Given request:
Word for word, transcribe every line from the one holding "What does this" through the end of the records, but not the pictures.

Information supplied:
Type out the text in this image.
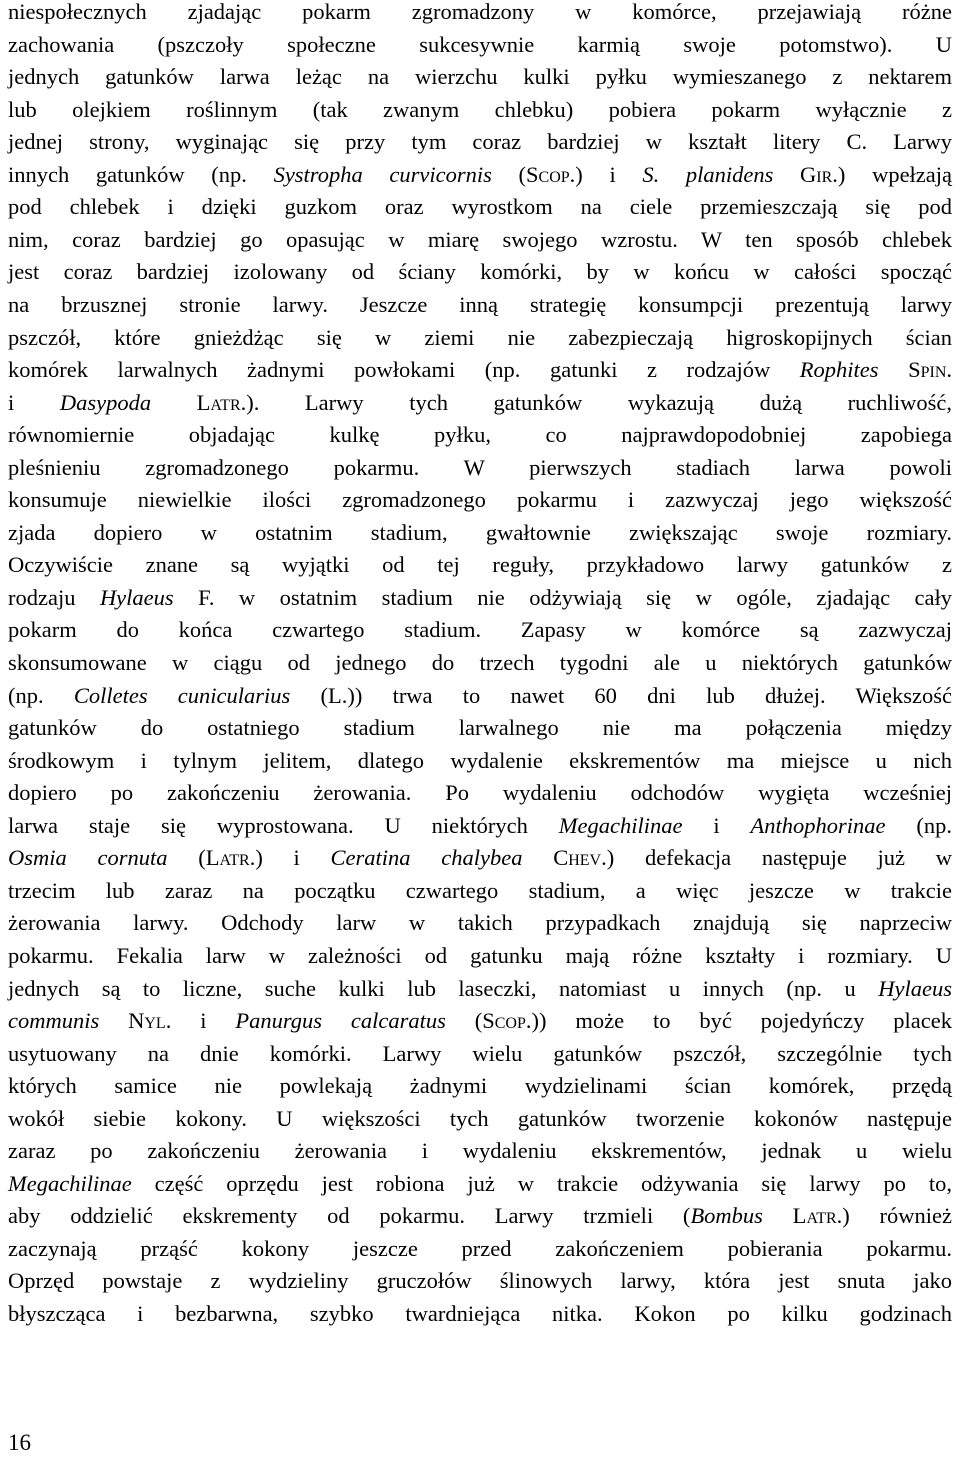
niespołecznych zjadając pokarm zgromadzony w komórce, przejawiają różne
zachowania (pszczoły społeczne sukcesywnie karmią swoje potomstwo). U
jednych gatunków larwa leżąc na wierzchu kulki pyłku wymieszanego z nektarem
lub olejkiem roślinnym (tak zwanym chlebku) pobiera pokarm wyłącznie z
jednej strony, wyginając się przy tym coraz bardziej w kształt litery C. Larwy
innych gatunków (np. Systropha curvicornis (Scop.) i S. planidens Gir.) wpełzają
pod chlebek i dzięki guzkom oraz wyrostkom na ciele przemieszczają się pod
nim, coraz bardziej go opasując w miarę swojego wzrostu. W ten sposób chlebek
jest coraz bardziej izolowany od ściany komórki, by w końcu w całości spocząć
na brzusznej stronie larwy. Jeszcze inną strategię konsumpcji prezentują larwy
pszczół, które gnieżdżąc się w ziemi nie zabezpieczają higroskopijnych ścian
komórek larwalnych żadnymi powłokami (np. gatunki z rodzajów Rophites Spin.
i Dasypoda Latr.). Larwy tych gatunków wykazują dużą ruchliwość,
równomiernie objadając kulkę pyłku, co najprawdopodobniej zapobiega
pleśnieniu zgromadzonego pokarmu. W pierwszych stadiach larwa powoli
konsumuje niewielkie ilości zgromadzonego pokarmu i zazwyczaj jego większość
zjada dopiero w ostatnim stadium, gwałtownie zwiększając swoje rozmiary.
Oczywiście znane są wyjątki od tej reguły, przykładowo larwy gatunków z
rodzaju Hylaeus F. w ostatnim stadium nie odżywiają się w ogóle, zjadając cały
pokarm do końca czwartego stadium. Zapasy w komórce są zazwyczaj
skonsumowane w ciągu od jednego do trzech tygodni ale u niektórych gatunków
(np. Colletes cunicularius (L.)) trwa to nawet 60 dni lub dłużej. Większość
gatunków do ostatniego stadium larwalnego nie ma połączenia między
środkowym i tylnym jelitem, dlatego wydalenie ekskrementów ma miejsce u nich
dopiero po zakończeniu żerowania. Po wydaleniu odchodów wygięta wcześniej
larwa staje się wyprostowana. U niektórych Megachilinae i Anthophorinae (np.
Osmia cornuta (Latr.) i Ceratina chalybea Chev.) defekacja następuje już w
trzecim lub zaraz na początku czwartego stadium, a więc jeszcze w trakcie
żerowania larwy. Odchody larw w takich przypadkach znajdują się naprzeciw
pokarmu. Fekalia larw w zależności od gatunku mają różne kształty i rozmiary. U
jednych są to liczne, suche kulki lub laseczki, natomiast u innych (np. u Hylaeus
communis Nyl. i Panurgus calcaratus (Scop.)) może to być pojedyńczy placek
usytuowany na dnie komórki. Larwy wielu gatunków pszczół, szczególnie tych
których samice nie powlekają żadnymi wydzielinami ścian komórek, przędą
wokół siebie kokony. U większości tych gatunków tworzenie kokonów następuje
zaraz po zakończeniu żerowania i wydaleniu ekskrementów, jednak u wielu
Megachilinae część oprzędu jest robiona już w trakcie odżywania się larwy po to,
aby oddzielić ekskrementy od pokarmu. Larwy trzmieli (Bombus Latr.) również
zaczynają prząść kokony jeszcze przed zakończeniem pobierania pokarmu.
Oprzęd powstaje z wydzieliny gruczołów ślinowych larwy, która jest snuta jako
błyszcząca i bezbarwna, szybko twardniejąca nitka. Kokon po kilku godzinach
16
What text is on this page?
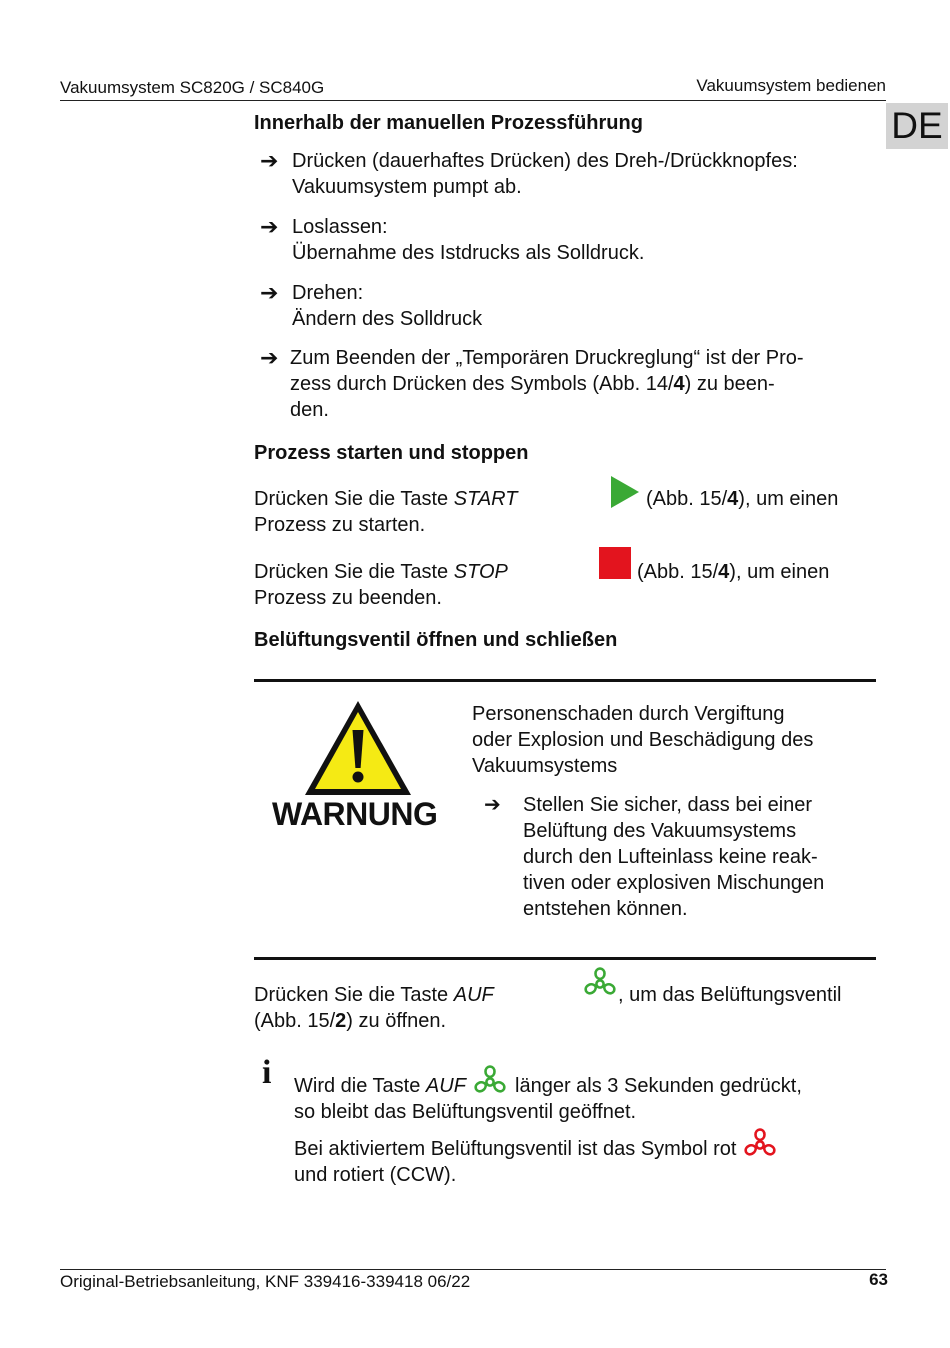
Vakuumsystem SC820G / SC840G	Vakuumsystem bedienen
DE
Innerhalb der manuellen Prozessführung
➔ Drücken (dauerhaftes Drücken) des Dreh-/Drückknopfes:
Vakuumsystem pumpt ab.
➔ Loslassen:
Übernahme des Istdrucks als Solldruck.
➔ Drehen:
Ändern des Solldruck
➔ Zum Beenden der „Temporären Druckreglung“ ist der Pro-
zess durch Drücken des Symbols (Abb. 14/4) zu been-
den.
Prozess starten und stoppen
Drücken Sie die Taste START	(Abb. 15/4), um einen

Prozess zu starten.
Drücken Sie die Taste STOP	(Abb. 15/4), um einen

Prozess zu beenden.
Belüftungsventil öffnen und schließen
WARNUNG
Personenschaden durch Vergiftung
oder Explosion und Beschädigung des
Vakuumsystems
➔ Stellen Sie sicher, dass bei einer
Belüftung des Vakuumsystems
durch den Lufteinlass keine reak-
tiven oder explosiven Mischungen
entstehen können.
Drücken Sie die Taste AUF	, um das Belüftungsventil

(Abb. 15/2) zu öffnen.
i Wird die Taste AUF  länger als 3 Sekunden gedrückt,
so bleibt das Belüftungsventil geöffnet.
Bei aktiviertem Belüftungsventil ist das Symbol rot
und rotiert (CCW).
Original-Betriebsanleitung, KNF 339416-339418 06/22	63
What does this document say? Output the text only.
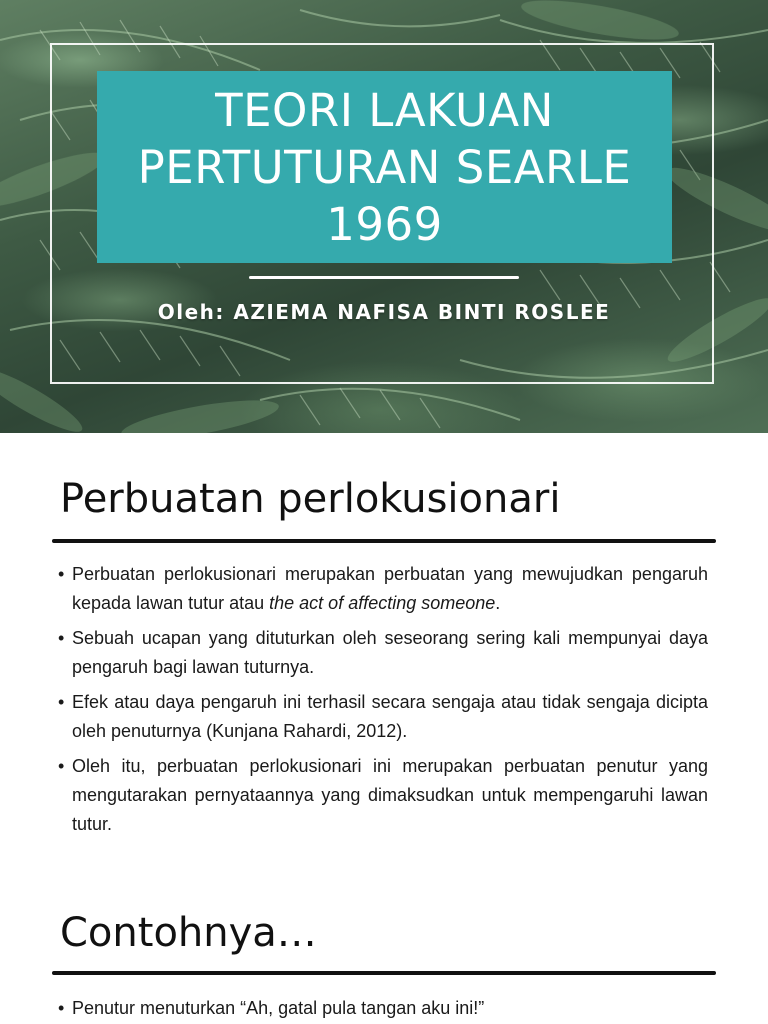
TEORI LAKUAN
PERTUTURAN SEARLE
1969
Oleh: AZIEMA NAFISA BINTI ROSLEE
Perbuatan perlokusionari
• Perbuatan perlokusionari merupakan perbuatan yang mewujudkan pengaruh kepada lawan tutur atau the act of affecting someone.
• Sebuah ucapan yang dituturkan oleh seseorang sering kali mempunyai daya pengaruh bagi lawan tuturnya.
• Efek atau daya pengaruh ini terhasil secara sengaja atau tidak sengaja dicipta oleh penuturnya (Kunjana Rahardi, 2012).
• Oleh itu, perbuatan perlokusionari ini merupakan perbuatan penutur yang mengutarakan pernyataannya yang dimaksudkan untuk mempengaruhi lawan tutur.
Contohnya…
• Penutur menuturkan “Ah, gatal pula tangan aku ini!”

Response below:
What does this document say? Output the text only.
TEORI LAKUAN
PERTUTURAN SEARLE
1969
Oleh: AZIEMA NAFISA BINTI ROSLEE
Perbuatan perlokusionari
• Perbuatan perlokusionari merupakan perbuatan yang mewujudkan pengaruh kepada lawan tutur atau the act of affecting someone.
• Sebuah ucapan yang dituturkan oleh seseorang sering kali mempunyai daya pengaruh bagi lawan tuturnya.
• Efek atau daya pengaruh ini terhasil secara sengaja atau tidak sengaja dicipta oleh penuturnya (Kunjana Rahardi, 2012).
• Oleh itu, perbuatan perlokusionari ini merupakan perbuatan penutur yang mengutarakan pernyataannya yang dimaksudkan untuk mempengaruhi lawan tutur.
Contohnya…
• Penutur menuturkan “Ah, gatal pula tangan aku ini!”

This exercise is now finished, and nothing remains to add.